**Problem to solve**: Exactly reproduce all the records, keeping pictures out of the copy.

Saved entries
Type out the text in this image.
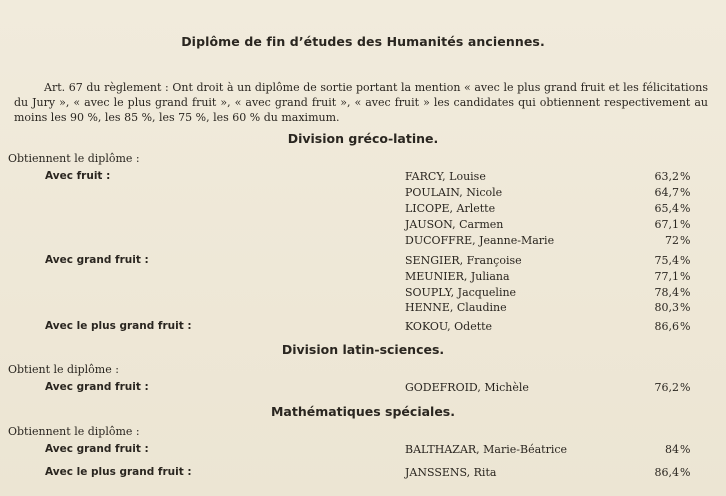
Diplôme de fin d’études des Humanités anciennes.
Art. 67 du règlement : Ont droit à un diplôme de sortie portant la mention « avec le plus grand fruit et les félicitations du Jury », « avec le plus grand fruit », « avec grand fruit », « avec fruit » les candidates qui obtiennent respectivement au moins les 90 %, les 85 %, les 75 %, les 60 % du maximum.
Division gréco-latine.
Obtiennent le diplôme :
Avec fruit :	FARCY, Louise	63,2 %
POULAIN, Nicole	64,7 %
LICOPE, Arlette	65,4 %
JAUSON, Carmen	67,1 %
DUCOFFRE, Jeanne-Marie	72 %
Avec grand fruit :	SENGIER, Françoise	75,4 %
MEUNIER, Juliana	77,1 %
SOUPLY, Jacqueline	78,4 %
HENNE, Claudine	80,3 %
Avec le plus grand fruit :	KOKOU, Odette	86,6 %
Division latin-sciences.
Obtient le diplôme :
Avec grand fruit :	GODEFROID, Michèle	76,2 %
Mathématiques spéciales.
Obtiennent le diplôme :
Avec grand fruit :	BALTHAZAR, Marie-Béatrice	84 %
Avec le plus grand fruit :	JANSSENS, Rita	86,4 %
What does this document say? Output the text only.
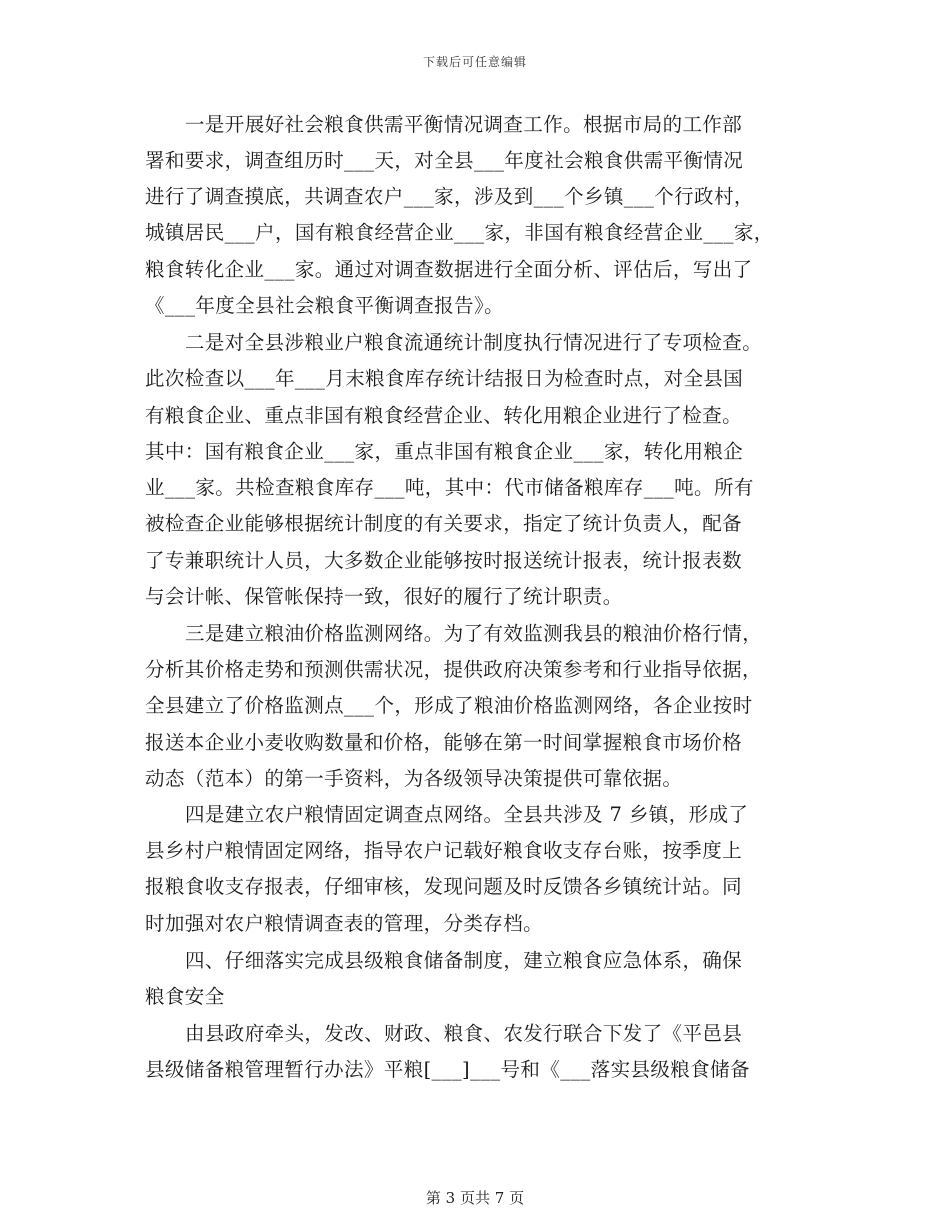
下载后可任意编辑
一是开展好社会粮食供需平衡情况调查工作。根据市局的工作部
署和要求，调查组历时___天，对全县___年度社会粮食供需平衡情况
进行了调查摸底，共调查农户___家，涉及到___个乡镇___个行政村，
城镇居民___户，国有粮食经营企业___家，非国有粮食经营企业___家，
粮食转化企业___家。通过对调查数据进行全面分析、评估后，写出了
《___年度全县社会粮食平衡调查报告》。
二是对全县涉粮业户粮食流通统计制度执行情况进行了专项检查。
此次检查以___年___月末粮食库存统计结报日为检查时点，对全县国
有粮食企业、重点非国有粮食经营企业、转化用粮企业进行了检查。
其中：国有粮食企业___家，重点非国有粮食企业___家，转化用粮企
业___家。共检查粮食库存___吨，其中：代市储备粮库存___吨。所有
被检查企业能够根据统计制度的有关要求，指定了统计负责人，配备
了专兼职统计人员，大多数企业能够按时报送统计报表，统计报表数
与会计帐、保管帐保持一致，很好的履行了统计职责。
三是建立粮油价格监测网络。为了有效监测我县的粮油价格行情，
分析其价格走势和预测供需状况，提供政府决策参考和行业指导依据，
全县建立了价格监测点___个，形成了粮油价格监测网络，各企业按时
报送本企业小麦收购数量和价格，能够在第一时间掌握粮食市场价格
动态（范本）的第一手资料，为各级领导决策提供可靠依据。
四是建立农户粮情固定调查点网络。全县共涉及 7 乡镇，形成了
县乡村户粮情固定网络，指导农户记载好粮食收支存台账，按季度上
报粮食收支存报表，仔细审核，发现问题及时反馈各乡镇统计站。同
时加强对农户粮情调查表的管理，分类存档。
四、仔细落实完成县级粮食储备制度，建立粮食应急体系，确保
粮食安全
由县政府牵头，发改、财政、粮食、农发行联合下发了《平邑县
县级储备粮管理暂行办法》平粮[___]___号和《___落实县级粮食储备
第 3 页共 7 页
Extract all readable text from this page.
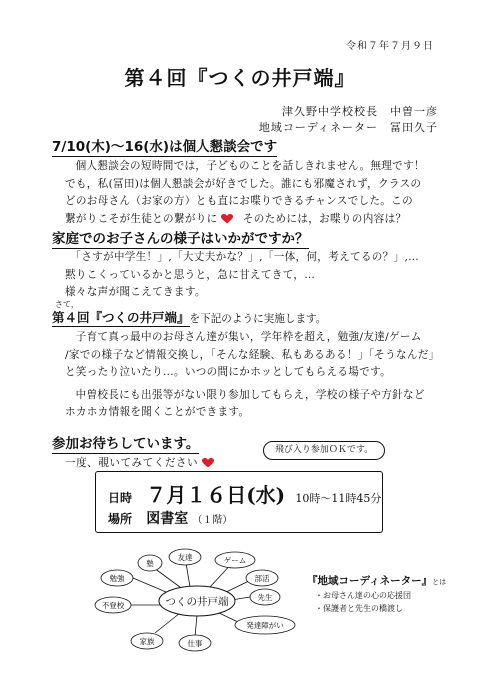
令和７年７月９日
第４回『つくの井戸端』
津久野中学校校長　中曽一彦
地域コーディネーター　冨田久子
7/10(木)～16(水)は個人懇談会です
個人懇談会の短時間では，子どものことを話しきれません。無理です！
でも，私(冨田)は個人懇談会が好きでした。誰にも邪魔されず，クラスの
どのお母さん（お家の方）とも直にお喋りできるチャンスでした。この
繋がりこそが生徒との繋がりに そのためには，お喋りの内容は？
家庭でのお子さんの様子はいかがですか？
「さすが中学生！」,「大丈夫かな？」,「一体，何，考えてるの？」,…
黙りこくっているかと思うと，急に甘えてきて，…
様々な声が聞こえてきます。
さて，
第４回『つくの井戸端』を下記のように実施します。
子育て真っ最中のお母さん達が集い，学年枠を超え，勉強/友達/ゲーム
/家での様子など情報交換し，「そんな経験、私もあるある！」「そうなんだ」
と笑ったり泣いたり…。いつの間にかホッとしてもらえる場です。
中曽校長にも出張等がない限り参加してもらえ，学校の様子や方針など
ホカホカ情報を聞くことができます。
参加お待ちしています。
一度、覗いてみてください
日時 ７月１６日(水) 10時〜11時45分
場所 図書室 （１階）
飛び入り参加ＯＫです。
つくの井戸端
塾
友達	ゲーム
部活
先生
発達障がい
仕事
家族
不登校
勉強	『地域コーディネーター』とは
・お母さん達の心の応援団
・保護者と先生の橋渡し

**Solved problem**:
Type out the text in this image.
Diplôme de fin d’études des Humanités anciennes.
Art. 67 du règlement : Ont droit à un diplôme de sortie portant la mention « avec le plus grand fruit et les félicitations du Jury », « avec le plus grand fruit », « avec grand fruit », « avec fruit » les candidates qui obtiennent respectivement au moins les 90 %, les 85 %, les 75 %, les 60 % du maximum.
Division gréco-latine.
Obtiennent le diplôme :
Avec fruit :	FARCY, Louise	63,2 %
POULAIN, Nicole	64,7 %
LICOPE, Arlette	65,4 %
JAUSON, Carmen	67,1 %
DUCOFFRE, Jeanne-Marie	72 %
Avec grand fruit :	SENGIER, Françoise	75,4 %
MEUNIER, Juliana	77,1 %
SOUPLY, Jacqueline	78,4 %
HENNE, Claudine	80,3 %
Avec le plus grand fruit :	KOKOU, Odette	86,6 %
Division latin-sciences.
Obtient le diplôme :
Avec grand fruit :	GODEFROID, Michèle	76,2 %
Mathématiques spéciales.
Obtiennent le diplôme :
Avec grand fruit :	BALTHAZAR, Marie-Béatrice	84 %
Avec le plus grand fruit :	JANSSENS, Rita	86,4 %
What does this document say? Output the text only.
下载后可任意编辑
一是开展好社会粮食供需平衡情况调查工作。根据市局的工作部
署和要求，调查组历时___天，对全县___年度社会粮食供需平衡情况
进行了调查摸底，共调查农户___家，涉及到___个乡镇___个行政村，
城镇居民___户，国有粮食经营企业___家，非国有粮食经营企业___家，
粮食转化企业___家。通过对调查数据进行全面分析、评估后，写出了
《___年度全县社会粮食平衡调查报告》。
二是对全县涉粮业户粮食流通统计制度执行情况进行了专项检查。
此次检查以___年___月末粮食库存统计结报日为检查时点，对全县国
有粮食企业、重点非国有粮食经营企业、转化用粮企业进行了检查。
其中：国有粮食企业___家，重点非国有粮食企业___家，转化用粮企
业___家。共检查粮食库存___吨，其中：代市储备粮库存___吨。所有
被检查企业能够根据统计制度的有关要求，指定了统计负责人，配备
了专兼职统计人员，大多数企业能够按时报送统计报表，统计报表数
与会计帐、保管帐保持一致，很好的履行了统计职责。
三是建立粮油价格监测网络。为了有效监测我县的粮油价格行情，
分析其价格走势和预测供需状况，提供政府决策参考和行业指导依据，
全县建立了价格监测点___个，形成了粮油价格监测网络，各企业按时
报送本企业小麦收购数量和价格，能够在第一时间掌握粮食市场价格
动态（范本）的第一手资料，为各级领导决策提供可靠依据。
四是建立农户粮情固定调查点网络。全县共涉及 7 乡镇，形成了
县乡村户粮情固定网络，指导农户记载好粮食收支存台账，按季度上
报粮食收支存报表，仔细审核，发现问题及时反馈各乡镇统计站。同
时加强对农户粮情调查表的管理，分类存档。
四、仔细落实完成县级粮食储备制度，建立粮食应急体系，确保
粮食安全
由县政府牵头，发改、财政、粮食、农发行联合下发了《平邑县
县级储备粮管理暂行办法》平粮[___]___号和《___落实县级粮食储备
第 3 页共 7 页
Extract all readable text from this page.
令和７年７月９日
第４回『つくの井戸端』
津久野中学校校長　中曽一彦
地域コーディネーター　冨田久子
7/10(木)～16(水)は個人懇談会です
個人懇談会の短時間では，子どものことを話しきれません。無理です！
でも，私(冨田)は個人懇談会が好きでした。誰にも邪魔されず，クラスの
どのお母さん（お家の方）とも直にお喋りできるチャンスでした。この
繋がりこそが生徒との繋がりに そのためには，お喋りの内容は？
家庭でのお子さんの様子はいかがですか？
「さすが中学生！」,「大丈夫かな？」,「一体，何，考えてるの？」,…
黙りこくっているかと思うと，急に甘えてきて，…
様々な声が聞こえてきます。
さて，
第４回『つくの井戸端』を下記のように実施します。
子育て真っ最中のお母さん達が集い，学年枠を超え，勉強/友達/ゲーム
/家での様子など情報交換し，「そんな経験、私もあるある！」「そうなんだ」
と笑ったり泣いたり…。いつの間にかホッとしてもらえる場です。
中曽校長にも出張等がない限り参加してもらえ，学校の様子や方針など
ホカホカ情報を聞くことができます。
参加お待ちしています。
一度、覗いてみてください
日時 ７月１６日(水) 10時〜11時45分
場所 図書室 （１階）
飛び入り参加ＯＫです。
つくの井戸端
塾
友達	ゲーム
部活
先生
発達障がい
仕事
家族
不登校
勉強	『地域コーディネーター』とは
・お母さん達の心の応援団
・保護者と先生の橋渡し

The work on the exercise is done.